**Your goal:**
Your reply should be a single number: how many lines contain the string "JSON".

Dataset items
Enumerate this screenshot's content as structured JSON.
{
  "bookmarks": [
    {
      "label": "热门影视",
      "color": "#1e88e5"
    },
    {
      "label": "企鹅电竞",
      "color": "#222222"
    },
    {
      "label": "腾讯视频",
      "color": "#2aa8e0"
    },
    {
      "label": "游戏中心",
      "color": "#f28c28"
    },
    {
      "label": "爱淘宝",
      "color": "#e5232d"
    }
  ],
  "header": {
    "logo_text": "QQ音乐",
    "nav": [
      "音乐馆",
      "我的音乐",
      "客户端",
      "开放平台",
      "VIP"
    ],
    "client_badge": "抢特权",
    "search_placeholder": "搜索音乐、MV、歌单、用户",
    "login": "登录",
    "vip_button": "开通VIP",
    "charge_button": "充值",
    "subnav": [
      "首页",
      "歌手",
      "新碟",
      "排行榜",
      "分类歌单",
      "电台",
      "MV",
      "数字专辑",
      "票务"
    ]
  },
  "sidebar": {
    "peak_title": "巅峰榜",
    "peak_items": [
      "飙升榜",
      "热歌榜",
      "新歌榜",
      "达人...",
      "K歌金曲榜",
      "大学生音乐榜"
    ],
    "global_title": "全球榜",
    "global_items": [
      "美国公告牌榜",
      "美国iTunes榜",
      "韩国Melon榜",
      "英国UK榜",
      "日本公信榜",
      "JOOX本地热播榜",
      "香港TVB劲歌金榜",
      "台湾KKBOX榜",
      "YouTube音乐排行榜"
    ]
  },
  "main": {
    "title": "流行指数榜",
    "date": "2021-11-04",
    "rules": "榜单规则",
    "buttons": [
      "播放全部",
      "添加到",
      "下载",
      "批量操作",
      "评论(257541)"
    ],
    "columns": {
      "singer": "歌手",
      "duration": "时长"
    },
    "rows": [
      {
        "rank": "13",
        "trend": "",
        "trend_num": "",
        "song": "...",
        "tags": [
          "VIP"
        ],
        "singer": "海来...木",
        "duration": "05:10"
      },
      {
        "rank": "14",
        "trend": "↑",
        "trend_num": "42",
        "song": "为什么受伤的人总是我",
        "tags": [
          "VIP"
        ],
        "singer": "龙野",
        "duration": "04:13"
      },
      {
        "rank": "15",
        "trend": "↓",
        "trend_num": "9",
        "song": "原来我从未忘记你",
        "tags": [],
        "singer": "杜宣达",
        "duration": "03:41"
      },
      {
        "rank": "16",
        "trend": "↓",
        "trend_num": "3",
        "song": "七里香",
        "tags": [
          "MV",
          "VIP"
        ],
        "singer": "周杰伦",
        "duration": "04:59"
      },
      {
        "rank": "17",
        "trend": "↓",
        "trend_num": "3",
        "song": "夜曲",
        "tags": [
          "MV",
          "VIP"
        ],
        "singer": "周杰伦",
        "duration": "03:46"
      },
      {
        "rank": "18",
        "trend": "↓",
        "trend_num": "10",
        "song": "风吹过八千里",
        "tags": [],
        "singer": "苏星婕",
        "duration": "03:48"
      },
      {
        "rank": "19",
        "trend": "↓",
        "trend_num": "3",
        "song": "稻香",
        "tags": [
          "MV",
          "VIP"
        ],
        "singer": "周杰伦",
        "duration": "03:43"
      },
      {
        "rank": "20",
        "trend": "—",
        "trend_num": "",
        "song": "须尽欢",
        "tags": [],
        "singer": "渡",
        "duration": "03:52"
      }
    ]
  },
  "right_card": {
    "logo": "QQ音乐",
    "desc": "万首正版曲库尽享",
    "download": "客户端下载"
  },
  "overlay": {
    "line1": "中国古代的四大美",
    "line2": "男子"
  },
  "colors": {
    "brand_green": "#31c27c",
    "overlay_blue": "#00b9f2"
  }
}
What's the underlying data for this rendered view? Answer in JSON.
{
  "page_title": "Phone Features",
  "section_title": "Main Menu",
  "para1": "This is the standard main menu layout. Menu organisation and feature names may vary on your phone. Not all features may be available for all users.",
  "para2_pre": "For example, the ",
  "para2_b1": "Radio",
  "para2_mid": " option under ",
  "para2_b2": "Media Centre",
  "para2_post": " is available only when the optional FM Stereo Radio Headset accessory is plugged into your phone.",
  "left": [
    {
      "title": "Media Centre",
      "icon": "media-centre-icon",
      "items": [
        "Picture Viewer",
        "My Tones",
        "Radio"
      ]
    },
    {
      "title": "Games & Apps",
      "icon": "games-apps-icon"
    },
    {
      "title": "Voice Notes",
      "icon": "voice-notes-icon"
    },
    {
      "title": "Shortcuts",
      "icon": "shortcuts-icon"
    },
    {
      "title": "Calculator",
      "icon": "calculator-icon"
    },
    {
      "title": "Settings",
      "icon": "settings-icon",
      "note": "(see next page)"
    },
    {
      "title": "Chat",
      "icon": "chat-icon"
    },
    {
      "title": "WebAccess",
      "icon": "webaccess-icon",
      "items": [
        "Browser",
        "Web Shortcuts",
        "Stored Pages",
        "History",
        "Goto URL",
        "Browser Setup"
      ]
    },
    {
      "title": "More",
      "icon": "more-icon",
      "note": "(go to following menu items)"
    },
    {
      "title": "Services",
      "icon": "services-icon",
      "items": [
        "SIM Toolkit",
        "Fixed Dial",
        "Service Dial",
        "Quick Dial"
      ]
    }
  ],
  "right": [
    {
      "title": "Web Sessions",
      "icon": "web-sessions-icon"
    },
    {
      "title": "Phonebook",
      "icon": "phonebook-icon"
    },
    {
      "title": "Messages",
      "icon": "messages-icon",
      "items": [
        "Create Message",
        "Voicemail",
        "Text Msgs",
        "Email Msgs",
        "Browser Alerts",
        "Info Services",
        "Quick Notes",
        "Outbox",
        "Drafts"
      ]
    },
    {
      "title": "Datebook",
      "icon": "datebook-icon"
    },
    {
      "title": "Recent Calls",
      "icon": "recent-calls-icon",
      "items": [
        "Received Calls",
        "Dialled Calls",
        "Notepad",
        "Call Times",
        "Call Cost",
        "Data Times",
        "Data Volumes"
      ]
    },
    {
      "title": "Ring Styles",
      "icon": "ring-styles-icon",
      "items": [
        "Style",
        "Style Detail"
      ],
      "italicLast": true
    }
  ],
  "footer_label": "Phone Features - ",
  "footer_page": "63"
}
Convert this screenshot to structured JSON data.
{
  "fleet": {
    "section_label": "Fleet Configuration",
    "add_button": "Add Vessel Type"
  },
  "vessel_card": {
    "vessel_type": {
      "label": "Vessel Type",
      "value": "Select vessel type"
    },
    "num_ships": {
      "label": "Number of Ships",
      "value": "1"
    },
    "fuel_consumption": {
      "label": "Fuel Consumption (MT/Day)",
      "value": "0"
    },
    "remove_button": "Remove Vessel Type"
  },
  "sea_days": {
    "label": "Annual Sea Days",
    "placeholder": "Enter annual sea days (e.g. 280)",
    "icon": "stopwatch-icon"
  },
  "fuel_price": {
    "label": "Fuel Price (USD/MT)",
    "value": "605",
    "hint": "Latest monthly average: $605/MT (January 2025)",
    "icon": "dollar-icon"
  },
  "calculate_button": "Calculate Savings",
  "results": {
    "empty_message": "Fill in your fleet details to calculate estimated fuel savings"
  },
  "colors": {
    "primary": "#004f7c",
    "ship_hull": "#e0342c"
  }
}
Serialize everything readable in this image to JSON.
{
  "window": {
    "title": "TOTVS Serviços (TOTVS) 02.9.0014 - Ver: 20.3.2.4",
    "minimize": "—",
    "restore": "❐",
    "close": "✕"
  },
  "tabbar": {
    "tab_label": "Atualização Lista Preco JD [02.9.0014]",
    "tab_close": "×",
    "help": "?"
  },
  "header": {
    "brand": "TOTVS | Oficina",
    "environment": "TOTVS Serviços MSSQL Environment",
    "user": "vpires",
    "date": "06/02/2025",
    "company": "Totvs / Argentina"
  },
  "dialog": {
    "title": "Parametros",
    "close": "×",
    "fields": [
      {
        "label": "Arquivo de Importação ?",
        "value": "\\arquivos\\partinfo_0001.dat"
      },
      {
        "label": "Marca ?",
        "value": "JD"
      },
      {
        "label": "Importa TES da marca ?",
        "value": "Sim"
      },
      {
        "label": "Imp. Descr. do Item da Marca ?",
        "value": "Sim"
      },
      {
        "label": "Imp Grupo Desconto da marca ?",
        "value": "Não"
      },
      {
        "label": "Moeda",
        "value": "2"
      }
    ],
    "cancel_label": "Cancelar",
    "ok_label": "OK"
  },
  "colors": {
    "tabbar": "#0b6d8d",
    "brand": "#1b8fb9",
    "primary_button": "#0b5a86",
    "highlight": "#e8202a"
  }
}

**Complete output:**
4